■ **Your task**: Set out each line from the following listing that includes the word "terytorium".

■ **Data section**:
** start **
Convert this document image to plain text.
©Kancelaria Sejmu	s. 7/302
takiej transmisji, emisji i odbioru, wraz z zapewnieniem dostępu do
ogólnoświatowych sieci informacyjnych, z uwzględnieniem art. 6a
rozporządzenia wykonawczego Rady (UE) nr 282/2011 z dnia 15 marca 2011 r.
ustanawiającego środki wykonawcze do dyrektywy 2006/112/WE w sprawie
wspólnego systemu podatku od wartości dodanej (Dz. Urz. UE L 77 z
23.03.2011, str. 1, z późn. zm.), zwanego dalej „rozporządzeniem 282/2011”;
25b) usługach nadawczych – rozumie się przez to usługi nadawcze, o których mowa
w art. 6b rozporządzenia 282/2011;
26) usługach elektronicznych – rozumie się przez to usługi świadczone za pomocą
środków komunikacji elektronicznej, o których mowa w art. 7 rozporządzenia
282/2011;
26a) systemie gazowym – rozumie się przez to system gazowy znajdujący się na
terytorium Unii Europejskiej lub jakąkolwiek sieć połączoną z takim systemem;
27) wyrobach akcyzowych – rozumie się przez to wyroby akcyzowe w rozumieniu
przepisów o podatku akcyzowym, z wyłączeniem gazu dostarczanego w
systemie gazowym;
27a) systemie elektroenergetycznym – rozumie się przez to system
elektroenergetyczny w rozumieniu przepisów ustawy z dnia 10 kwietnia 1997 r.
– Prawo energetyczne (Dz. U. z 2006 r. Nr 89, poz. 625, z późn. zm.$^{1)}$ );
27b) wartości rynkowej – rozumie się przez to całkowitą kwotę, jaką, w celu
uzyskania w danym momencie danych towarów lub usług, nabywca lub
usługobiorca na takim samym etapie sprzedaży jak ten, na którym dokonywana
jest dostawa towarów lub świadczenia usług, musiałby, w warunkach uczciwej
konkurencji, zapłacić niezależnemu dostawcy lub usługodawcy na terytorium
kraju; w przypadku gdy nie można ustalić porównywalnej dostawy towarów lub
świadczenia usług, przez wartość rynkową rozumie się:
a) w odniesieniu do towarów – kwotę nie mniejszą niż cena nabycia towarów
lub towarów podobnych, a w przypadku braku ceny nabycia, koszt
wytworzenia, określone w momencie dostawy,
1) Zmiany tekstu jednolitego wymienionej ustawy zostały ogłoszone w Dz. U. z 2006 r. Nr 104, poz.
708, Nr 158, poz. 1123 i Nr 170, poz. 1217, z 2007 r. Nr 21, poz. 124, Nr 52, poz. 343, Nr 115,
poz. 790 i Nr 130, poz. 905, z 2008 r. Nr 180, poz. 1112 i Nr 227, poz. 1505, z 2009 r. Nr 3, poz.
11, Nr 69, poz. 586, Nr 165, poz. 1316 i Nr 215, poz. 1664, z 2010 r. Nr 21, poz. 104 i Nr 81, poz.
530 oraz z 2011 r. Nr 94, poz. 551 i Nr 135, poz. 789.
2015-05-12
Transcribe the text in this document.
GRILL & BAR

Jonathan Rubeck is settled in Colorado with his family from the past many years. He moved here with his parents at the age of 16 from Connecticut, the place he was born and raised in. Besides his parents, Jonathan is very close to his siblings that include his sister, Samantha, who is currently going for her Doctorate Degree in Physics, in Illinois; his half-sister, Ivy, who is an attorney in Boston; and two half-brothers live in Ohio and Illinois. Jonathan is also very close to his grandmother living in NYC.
** end **
** start **
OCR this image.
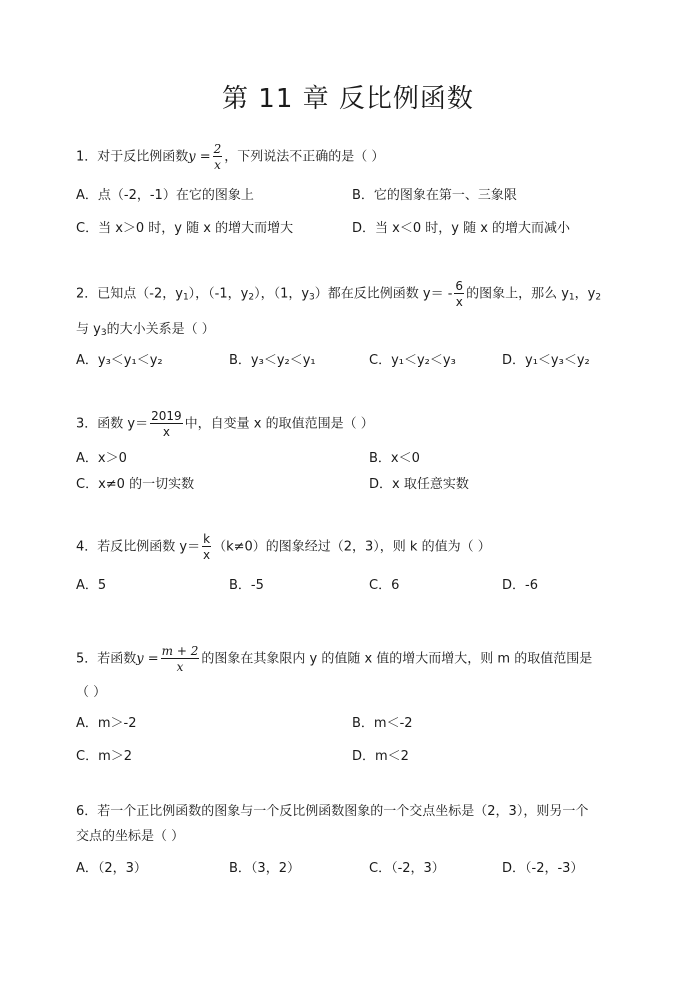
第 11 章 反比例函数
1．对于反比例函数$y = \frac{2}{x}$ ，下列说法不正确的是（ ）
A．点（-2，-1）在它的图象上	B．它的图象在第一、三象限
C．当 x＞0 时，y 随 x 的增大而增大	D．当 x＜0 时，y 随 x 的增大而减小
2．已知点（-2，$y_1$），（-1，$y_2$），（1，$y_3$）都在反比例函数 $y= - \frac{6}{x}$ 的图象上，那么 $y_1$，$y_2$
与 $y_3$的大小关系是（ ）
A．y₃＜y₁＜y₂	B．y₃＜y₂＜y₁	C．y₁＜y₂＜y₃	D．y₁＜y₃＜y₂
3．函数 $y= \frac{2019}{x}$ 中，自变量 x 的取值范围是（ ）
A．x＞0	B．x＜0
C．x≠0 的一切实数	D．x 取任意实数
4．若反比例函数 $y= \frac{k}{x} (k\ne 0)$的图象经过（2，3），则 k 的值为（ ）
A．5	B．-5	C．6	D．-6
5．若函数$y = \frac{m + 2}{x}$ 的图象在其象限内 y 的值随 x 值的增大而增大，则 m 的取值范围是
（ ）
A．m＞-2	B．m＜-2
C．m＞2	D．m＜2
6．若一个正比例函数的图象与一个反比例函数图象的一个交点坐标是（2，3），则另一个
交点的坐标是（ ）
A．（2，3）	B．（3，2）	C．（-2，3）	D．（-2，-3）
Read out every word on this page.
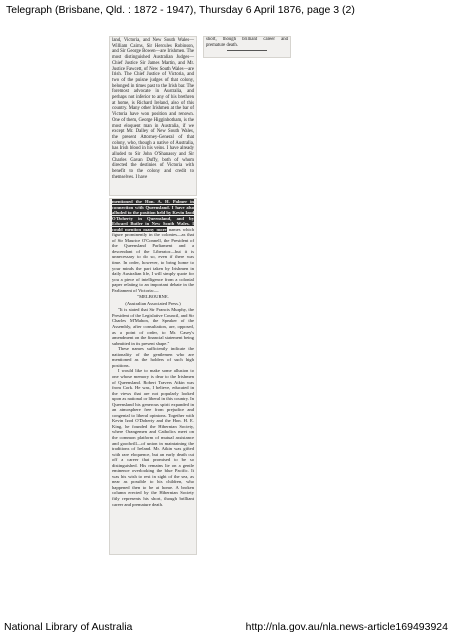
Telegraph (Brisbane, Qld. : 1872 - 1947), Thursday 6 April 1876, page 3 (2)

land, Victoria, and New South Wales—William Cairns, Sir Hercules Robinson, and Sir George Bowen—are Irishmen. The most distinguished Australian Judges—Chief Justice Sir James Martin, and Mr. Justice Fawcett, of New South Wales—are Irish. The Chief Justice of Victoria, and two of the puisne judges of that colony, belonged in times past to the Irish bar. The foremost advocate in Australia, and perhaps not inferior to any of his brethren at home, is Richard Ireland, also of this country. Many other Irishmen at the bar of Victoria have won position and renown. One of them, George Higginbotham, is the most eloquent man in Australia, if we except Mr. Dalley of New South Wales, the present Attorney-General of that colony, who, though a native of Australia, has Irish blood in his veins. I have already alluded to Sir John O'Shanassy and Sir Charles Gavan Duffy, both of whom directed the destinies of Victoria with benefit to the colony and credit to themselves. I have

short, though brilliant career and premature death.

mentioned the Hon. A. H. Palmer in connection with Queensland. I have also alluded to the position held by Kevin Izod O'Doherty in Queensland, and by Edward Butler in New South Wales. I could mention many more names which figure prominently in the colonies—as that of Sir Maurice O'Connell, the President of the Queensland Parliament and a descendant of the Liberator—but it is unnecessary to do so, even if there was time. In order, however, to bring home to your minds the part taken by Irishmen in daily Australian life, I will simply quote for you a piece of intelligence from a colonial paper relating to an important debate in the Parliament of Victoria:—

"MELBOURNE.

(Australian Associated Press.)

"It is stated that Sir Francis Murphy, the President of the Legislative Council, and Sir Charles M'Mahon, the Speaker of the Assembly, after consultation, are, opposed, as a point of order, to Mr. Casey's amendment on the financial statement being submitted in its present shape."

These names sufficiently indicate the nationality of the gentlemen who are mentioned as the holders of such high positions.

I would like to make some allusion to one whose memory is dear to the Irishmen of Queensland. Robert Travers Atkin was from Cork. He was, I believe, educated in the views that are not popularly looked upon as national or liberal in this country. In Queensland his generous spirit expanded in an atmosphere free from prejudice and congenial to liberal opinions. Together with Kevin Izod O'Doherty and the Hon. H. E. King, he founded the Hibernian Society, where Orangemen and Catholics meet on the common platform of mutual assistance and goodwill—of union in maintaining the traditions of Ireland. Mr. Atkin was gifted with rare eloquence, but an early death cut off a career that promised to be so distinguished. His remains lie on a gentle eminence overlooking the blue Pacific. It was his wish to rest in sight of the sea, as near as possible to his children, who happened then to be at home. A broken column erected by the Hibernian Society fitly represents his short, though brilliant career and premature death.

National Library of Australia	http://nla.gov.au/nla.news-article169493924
** end **
■ **Final result**:
terytorium Unii Europejskiej lub jakąkolwiek sieć połączoną z takim systemem;
konkurencji, zapłacić niezależnemu dostawcy lub usługodawcy na terytorium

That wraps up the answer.